** START OF Data supplied **

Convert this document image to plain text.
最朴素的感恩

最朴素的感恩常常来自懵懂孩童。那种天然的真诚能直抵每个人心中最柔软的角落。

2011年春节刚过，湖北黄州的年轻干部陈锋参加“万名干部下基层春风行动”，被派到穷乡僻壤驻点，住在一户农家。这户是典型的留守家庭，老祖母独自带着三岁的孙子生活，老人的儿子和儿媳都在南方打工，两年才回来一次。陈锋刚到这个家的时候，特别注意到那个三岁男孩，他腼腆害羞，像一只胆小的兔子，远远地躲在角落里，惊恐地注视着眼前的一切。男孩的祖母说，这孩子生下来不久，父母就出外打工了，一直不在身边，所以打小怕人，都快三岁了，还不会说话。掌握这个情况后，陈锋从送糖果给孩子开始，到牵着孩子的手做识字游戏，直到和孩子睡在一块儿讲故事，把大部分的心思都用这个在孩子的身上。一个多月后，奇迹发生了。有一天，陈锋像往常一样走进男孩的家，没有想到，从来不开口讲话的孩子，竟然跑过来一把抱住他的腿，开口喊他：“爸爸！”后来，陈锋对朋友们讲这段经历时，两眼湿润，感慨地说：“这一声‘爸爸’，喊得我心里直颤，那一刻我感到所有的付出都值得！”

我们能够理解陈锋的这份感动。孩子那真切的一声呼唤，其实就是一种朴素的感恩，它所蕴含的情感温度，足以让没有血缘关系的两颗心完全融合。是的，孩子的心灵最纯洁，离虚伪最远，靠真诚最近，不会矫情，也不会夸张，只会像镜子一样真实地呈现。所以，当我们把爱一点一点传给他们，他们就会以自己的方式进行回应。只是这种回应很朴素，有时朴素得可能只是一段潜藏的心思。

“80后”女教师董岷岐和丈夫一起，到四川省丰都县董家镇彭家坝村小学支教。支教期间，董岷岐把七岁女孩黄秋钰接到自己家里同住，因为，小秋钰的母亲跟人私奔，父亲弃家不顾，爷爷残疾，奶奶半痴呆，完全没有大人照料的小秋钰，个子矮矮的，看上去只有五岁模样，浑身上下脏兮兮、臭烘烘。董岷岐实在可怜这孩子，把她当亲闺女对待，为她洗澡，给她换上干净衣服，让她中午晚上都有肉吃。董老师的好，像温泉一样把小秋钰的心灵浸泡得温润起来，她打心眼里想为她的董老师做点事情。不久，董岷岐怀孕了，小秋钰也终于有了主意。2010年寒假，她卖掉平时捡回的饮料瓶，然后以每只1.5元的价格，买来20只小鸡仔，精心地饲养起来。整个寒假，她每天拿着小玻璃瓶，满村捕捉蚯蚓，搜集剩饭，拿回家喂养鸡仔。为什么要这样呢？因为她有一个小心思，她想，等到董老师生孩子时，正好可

** END OF Data supplied **

Stated goal |
Reproduce every line of the material above exactly.

Response to the exercise |
Convert this document image to plain text.
最朴素的感恩

最朴素的感恩常常来自懵懂孩童。那种天然的真诚能直抵每个人心中最柔软的角落。

2011年春节刚过，湖北黄州的年轻干部陈锋参加“万名干部下基层春风行动”，被派到穷乡僻壤驻点，住在一户农家。这户是典型的留守家庭，老祖母独自带着三岁的孙子生活，老人的儿子和儿媳都在南方打工，两年才回来一次。陈锋刚到这个家的时候，特别注意到那个三岁男孩，他腼腆害羞，像一只胆小的兔子，远远地躲在角落里，惊恐地注视着眼前的一切。男孩的祖母说，这孩子生下来不久，父母就出外打工了，一直不在身边，所以打小怕人，都快三岁了，还不会说话。掌握这个情况后，陈锋从送糖果给孩子开始，到牵着孩子的手做识字游戏，直到和孩子睡在一块儿讲故事，把大部分的心思都用这个在孩子的身上。一个多月后，奇迹发生了。有一天，陈锋像往常一样走进男孩的家，没有想到，从来不开口讲话的孩子，竟然跑过来一把抱住他的腿，开口喊他：“爸爸！”后来，陈锋对朋友们讲这段经历时，两眼湿润，感慨地说：“这一声‘爸爸’，喊得我心里直颤，那一刻我感到所有的付出都值得！”

我们能够理解陈锋的这份感动。孩子那真切的一声呼唤，其实就是一种朴素的感恩，它所蕴含的情感温度，足以让没有血缘关系的两颗心完全融合。是的，孩子的心灵最纯洁，离虚伪最远，靠真诚最近，不会矫情，也不会夸张，只会像镜子一样真实地呈现。所以，当我们把爱一点一点传给他们，他们就会以自己的方式进行回应。只是这种回应很朴素，有时朴素得可能只是一段潜藏的心思。

“80后”女教师董岷岐和丈夫一起，到四川省丰都县董家镇彭家坝村小学支教。支教期间，董岷岐把七岁女孩黄秋钰接到自己家里同住，因为，小秋钰的母亲跟人私奔，父亲弃家不顾，爷爷残疾，奶奶半痴呆，完全没有大人照料的小秋钰，个子矮矮的，看上去只有五岁模样，浑身上下脏兮兮、臭烘烘。董岷岐实在可怜这孩子，把她当亲闺女对待，为她洗澡，给她换上干净衣服，让她中午晚上都有肉吃。董老师的好，像温泉一样把小秋钰的心灵浸泡得温润起来，她打心眼里想为她的董老师做点事情。不久，董岷岐怀孕了，小秋钰也终于有了主意。2010年寒假，她卖掉平时捡回的饮料瓶，然后以每只1.5元的价格，买来20只小鸡仔，精心地饲养起来。整个寒假，她每天拿着小玻璃瓶，满村捕捉蚯蚓，搜集剩饭，拿回家喂养鸡仔。为什么要这样呢？因为她有一个小心思，她想，等到董老师生孩子时，正好可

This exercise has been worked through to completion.